Information supplied:
---*---

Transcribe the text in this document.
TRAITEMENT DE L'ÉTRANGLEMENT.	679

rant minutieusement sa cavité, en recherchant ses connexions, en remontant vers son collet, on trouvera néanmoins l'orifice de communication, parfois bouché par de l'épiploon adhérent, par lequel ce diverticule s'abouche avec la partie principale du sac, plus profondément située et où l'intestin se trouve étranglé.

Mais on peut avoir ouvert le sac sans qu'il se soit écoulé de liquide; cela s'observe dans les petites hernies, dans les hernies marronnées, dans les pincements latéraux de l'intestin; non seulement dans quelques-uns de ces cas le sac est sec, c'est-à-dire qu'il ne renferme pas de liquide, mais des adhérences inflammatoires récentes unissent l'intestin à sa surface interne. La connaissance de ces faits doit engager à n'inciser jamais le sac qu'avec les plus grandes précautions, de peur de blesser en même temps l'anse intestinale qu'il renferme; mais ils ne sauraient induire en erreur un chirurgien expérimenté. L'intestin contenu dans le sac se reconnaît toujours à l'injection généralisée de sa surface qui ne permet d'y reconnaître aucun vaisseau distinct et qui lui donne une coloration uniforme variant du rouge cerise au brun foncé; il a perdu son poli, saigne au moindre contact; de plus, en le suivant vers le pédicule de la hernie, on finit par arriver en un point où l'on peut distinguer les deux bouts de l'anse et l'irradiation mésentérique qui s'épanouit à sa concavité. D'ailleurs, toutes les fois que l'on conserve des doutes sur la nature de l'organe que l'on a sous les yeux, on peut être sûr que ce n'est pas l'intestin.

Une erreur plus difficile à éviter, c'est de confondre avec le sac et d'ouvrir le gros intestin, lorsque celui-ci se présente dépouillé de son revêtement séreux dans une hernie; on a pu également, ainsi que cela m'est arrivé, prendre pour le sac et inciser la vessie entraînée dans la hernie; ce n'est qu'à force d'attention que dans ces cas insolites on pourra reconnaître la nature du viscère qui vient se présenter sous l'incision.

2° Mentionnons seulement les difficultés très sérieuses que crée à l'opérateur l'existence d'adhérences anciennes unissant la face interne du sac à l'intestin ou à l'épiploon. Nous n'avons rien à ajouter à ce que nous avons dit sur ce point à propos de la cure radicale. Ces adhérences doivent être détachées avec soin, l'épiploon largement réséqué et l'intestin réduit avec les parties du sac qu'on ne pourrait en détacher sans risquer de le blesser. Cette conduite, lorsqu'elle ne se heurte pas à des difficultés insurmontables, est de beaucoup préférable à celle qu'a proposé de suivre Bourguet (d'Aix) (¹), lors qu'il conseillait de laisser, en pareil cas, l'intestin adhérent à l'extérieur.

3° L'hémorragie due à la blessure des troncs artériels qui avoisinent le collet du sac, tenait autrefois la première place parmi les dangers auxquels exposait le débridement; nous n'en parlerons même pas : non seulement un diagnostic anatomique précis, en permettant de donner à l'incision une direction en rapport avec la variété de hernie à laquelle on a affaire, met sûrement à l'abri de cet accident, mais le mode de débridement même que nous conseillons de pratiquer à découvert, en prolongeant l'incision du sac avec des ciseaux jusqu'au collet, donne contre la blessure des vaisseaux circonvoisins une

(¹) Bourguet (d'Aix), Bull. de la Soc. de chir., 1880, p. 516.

---*---

Task goal:
Every entry above should be retyped exactly as shown.

Response below:
Transcribe the text in this document.
TRAITEMENT DE L'ÉTRANGLEMENT.	679

rant minutieusement sa cavité, en recherchant ses connexions, en remontant vers son collet, on trouvera néanmoins l'orifice de communication, parfois bouché par de l'épiploon adhérent, par lequel ce diverticule s'abouche avec la partie principale du sac, plus profondément située et où l'intestin se trouve étranglé.

Mais on peut avoir ouvert le sac sans qu'il se soit écoulé de liquide; cela s'observe dans les petites hernies, dans les hernies marronnées, dans les pincements latéraux de l'intestin; non seulement dans quelques-uns de ces cas le sac est sec, c'est-à-dire qu'il ne renferme pas de liquide, mais des adhérences inflammatoires récentes unissent l'intestin à sa surface interne. La connaissance de ces faits doit engager à n'inciser jamais le sac qu'avec les plus grandes précautions, de peur de blesser en même temps l'anse intestinale qu'il renferme; mais ils ne sauraient induire en erreur un chirurgien expérimenté. L'intestin contenu dans le sac se reconnaît toujours à l'injection généralisée de sa surface qui ne permet d'y reconnaître aucun vaisseau distinct et qui lui donne une coloration uniforme variant du rouge cerise au brun foncé; il a perdu son poli, saigne au moindre contact; de plus, en le suivant vers le pédicule de la hernie, on finit par arriver en un point où l'on peut distinguer les deux bouts de l'anse et l'irradiation mésentérique qui s'épanouit à sa concavité. D'ailleurs, toutes les fois que l'on conserve des doutes sur la nature de l'organe que l'on a sous les yeux, on peut être sûr que ce n'est pas l'intestin.

Une erreur plus difficile à éviter, c'est de confondre avec le sac et d'ouvrir le gros intestin, lorsque celui-ci se présente dépouillé de son revêtement séreux dans une hernie; on a pu également, ainsi que cela m'est arrivé, prendre pour le sac et inciser la vessie entraînée dans la hernie; ce n'est qu'à force d'attention que dans ces cas insolites on pourra reconnaître la nature du viscère qui vient se présenter sous l'incision.

2° Mentionnons seulement les difficultés très sérieuses que crée à l'opérateur l'existence d'adhérences anciennes unissant la face interne du sac à l'intestin ou à l'épiploon. Nous n'avons rien à ajouter à ce que nous avons dit sur ce point à propos de la cure radicale. Ces adhérences doivent être détachées avec soin, l'épiploon largement réséqué et l'intestin réduit avec les parties du sac qu'on ne pourrait en détacher sans risquer de le blesser. Cette conduite, lorsqu'elle ne se heurte pas à des difficultés insurmontables, est de beaucoup préférable à celle qu'a proposé de suivre Bourguet (d'Aix) (¹), lors qu'il conseillait de laisser, en pareil cas, l'intestin adhérent à l'extérieur.

3° L'hémorragie due à la blessure des troncs artériels qui avoisinent le collet du sac, tenait autrefois la première place parmi les dangers auxquels exposait le débridement; nous n'en parlerons même pas : non seulement un diagnostic anatomique précis, en permettant de donner à l'incision une direction en rapport avec la variété de hernie à laquelle on a affaire, met sûrement à l'abri de cet accident, mais le mode de débridement même que nous conseillons de pratiquer à découvert, en prolongeant l'incision du sac avec des ciseaux jusqu'au collet, donne contre la blessure des vaisseaux circonvoisins une

(¹) Bourguet (d'Aix), Bull. de la Soc. de chir., 1880, p. 516.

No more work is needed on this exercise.